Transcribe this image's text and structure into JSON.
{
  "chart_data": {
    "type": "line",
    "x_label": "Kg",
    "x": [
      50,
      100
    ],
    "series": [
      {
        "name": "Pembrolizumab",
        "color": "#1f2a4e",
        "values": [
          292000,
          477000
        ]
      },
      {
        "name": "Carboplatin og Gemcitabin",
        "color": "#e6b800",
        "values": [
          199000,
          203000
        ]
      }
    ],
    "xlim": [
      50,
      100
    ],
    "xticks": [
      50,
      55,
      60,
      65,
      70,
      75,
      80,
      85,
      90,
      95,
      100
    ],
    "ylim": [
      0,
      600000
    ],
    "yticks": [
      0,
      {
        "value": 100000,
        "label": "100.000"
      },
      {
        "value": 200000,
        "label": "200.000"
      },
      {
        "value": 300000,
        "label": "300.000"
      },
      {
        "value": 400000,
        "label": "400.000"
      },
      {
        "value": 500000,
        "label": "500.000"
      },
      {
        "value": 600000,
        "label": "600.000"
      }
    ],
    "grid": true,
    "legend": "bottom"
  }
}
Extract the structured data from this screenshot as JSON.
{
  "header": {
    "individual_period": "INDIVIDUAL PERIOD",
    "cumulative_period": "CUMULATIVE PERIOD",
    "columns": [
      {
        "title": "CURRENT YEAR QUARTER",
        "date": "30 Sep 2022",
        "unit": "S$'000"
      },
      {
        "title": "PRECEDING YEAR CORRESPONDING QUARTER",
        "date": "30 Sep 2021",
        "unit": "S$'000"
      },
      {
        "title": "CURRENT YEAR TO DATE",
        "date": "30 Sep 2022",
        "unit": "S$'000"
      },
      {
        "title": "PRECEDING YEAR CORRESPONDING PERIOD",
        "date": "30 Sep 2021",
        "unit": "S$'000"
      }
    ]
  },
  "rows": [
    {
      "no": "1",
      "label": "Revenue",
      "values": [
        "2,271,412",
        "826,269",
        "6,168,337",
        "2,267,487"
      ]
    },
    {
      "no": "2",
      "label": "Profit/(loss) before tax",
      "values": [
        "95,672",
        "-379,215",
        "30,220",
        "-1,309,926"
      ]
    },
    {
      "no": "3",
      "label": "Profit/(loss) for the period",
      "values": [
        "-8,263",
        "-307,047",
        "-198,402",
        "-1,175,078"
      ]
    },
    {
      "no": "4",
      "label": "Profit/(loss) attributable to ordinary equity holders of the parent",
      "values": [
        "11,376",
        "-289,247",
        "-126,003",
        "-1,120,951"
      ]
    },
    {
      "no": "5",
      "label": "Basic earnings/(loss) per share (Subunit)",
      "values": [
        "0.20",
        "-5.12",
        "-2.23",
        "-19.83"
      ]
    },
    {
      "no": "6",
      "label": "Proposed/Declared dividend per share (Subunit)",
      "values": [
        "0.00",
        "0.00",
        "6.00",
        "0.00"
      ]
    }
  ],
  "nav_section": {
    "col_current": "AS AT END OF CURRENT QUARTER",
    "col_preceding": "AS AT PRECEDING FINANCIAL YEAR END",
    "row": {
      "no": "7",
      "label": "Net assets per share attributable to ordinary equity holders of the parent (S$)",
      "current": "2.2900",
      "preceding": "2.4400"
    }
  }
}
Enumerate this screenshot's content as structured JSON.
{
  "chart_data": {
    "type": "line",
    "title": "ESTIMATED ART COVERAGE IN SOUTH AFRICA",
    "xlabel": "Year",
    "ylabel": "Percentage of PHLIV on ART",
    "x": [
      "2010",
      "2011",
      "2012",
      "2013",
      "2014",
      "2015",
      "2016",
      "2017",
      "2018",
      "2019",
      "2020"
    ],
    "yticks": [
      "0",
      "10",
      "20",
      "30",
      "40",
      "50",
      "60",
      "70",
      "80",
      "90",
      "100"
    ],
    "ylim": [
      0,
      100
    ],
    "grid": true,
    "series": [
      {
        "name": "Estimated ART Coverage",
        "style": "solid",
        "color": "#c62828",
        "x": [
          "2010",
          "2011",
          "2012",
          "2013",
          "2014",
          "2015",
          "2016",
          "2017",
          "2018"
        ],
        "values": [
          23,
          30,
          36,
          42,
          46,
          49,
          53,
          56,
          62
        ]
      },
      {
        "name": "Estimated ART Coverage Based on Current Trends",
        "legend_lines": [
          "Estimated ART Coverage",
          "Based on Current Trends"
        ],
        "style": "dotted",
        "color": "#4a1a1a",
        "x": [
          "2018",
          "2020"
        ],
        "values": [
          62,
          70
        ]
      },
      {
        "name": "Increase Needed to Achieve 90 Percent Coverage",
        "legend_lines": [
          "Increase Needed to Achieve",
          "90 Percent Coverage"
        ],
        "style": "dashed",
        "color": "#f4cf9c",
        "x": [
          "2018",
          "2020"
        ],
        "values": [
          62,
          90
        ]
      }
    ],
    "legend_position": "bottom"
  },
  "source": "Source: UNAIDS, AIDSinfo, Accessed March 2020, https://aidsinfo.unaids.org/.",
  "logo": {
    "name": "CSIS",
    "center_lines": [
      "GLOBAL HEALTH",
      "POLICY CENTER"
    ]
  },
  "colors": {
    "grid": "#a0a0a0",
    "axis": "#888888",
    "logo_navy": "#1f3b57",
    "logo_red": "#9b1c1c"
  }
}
= = = = = = =
> **Given problem**: Set all of the entries down again, exactly as they were given.

> **Result of this exercise**:
Transcribe this image's text and structure into JSON.
{
  "chart_data": {
    "type": "line",
    "x_label": "Kg",
    "x": [
      50,
      100
    ],
    "series": [
      {
        "name": "Pembrolizumab",
        "color": "#1f2a4e",
        "values": [
          292000,
          477000
        ]
      },
      {
        "name": "Carboplatin og Gemcitabin",
        "color": "#e6b800",
        "values": [
          199000,
          203000
        ]
      }
    ],
    "xlim": [
      50,
      100
    ],
    "xticks": [
      50,
      55,
      60,
      65,
      70,
      75,
      80,
      85,
      90,
      95,
      100
    ],
    "ylim": [
      0,
      600000
    ],
    "yticks": [
      0,
      {
        "value": 100000,
        "label": "100.000"
      },
      {
        "value": 200000,
        "label": "200.000"
      },
      {
        "value": 300000,
        "label": "300.000"
      },
      {
        "value": 400000,
        "label": "400.000"
      },
      {
        "value": 500000,
        "label": "500.000"
      },
      {
        "value": 600000,
        "label": "600.000"
      }
    ],
    "grid": true,
    "legend": "bottom"
  }
}
Extract the structured data from this screenshot as JSON.
{
  "header": {
    "individual_period": "INDIVIDUAL PERIOD",
    "cumulative_period": "CUMULATIVE PERIOD",
    "columns": [
      {
        "title": "CURRENT YEAR QUARTER",
        "date": "30 Sep 2022",
        "unit": "S$'000"
      },
      {
        "title": "PRECEDING YEAR CORRESPONDING QUARTER",
        "date": "30 Sep 2021",
        "unit": "S$'000"
      },
      {
        "title": "CURRENT YEAR TO DATE",
        "date": "30 Sep 2022",
        "unit": "S$'000"
      },
      {
        "title": "PRECEDING YEAR CORRESPONDING PERIOD",
        "date": "30 Sep 2021",
        "unit": "S$'000"
      }
    ]
  },
  "rows": [
    {
      "no": "1",
      "label": "Revenue",
      "values": [
        "2,271,412",
        "826,269",
        "6,168,337",
        "2,267,487"
      ]
    },
    {
      "no": "2",
      "label": "Profit/(loss) before tax",
      "values": [
        "95,672",
        "-379,215",
        "30,220",
        "-1,309,926"
      ]
    },
    {
      "no": "3",
      "label": "Profit/(loss) for the period",
      "values": [
        "-8,263",
        "-307,047",
        "-198,402",
        "-1,175,078"
      ]
    },
    {
      "no": "4",
      "label": "Profit/(loss) attributable to ordinary equity holders of the parent",
      "values": [
        "11,376",
        "-289,247",
        "-126,003",
        "-1,120,951"
      ]
    },
    {
      "no": "5",
      "label": "Basic earnings/(loss) per share (Subunit)",
      "values": [
        "0.20",
        "-5.12",
        "-2.23",
        "-19.83"
      ]
    },
    {
      "no": "6",
      "label": "Proposed/Declared dividend per share (Subunit)",
      "values": [
        "0.00",
        "0.00",
        "6.00",
        "0.00"
      ]
    }
  ],
  "nav_section": {
    "col_current": "AS AT END OF CURRENT QUARTER",
    "col_preceding": "AS AT PRECEDING FINANCIAL YEAR END",
    "row": {
      "no": "7",
      "label": "Net assets per share attributable to ordinary equity holders of the parent (S$)",
      "current": "2.2900",
      "preceding": "2.4400"
    }
  }
}
Enumerate this screenshot's content as structured JSON.
{
  "chart_data": {
    "type": "line",
    "title": "ESTIMATED ART COVERAGE IN SOUTH AFRICA",
    "xlabel": "Year",
    "ylabel": "Percentage of PHLIV on ART",
    "x": [
      "2010",
      "2011",
      "2012",
      "2013",
      "2014",
      "2015",
      "2016",
      "2017",
      "2018",
      "2019",
      "2020"
    ],
    "yticks": [
      "0",
      "10",
      "20",
      "30",
      "40",
      "50",
      "60",
      "70",
      "80",
      "90",
      "100"
    ],
    "ylim": [
      0,
      100
    ],
    "grid": true,
    "series": [
      {
        "name": "Estimated ART Coverage",
        "style": "solid",
        "color": "#c62828",
        "x": [
          "2010",
          "2011",
          "2012",
          "2013",
          "2014",
          "2015",
          "2016",
          "2017",
          "2018"
        ],
        "values": [
          23,
          30,
          36,
          42,
          46,
          49,
          53,
          56,
          62
        ]
      },
      {
        "name": "Estimated ART Coverage Based on Current Trends",
        "legend_lines": [
          "Estimated ART Coverage",
          "Based on Current Trends"
        ],
        "style": "dotted",
        "color": "#4a1a1a",
        "x": [
          "2018",
          "2020"
        ],
        "values": [
          62,
          70
        ]
      },
      {
        "name": "Increase Needed to Achieve 90 Percent Coverage",
        "legend_lines": [
          "Increase Needed to Achieve",
          "90 Percent Coverage"
        ],
        "style": "dashed",
        "color": "#f4cf9c",
        "x": [
          "2018",
          "2020"
        ],
        "values": [
          62,
          90
        ]
      }
    ],
    "legend_position": "bottom"
  },
  "source": "Source: UNAIDS, AIDSinfo, Accessed March 2020, https://aidsinfo.unaids.org/.",
  "logo": {
    "name": "CSIS",
    "center_lines": [
      "GLOBAL HEALTH",
      "POLICY CENTER"
    ]
  },
  "colors": {
    "grid": "#a0a0a0",
    "axis": "#888888",
    "logo_navy": "#1f3b57",
    "logo_red": "#9b1c1c"
  }
}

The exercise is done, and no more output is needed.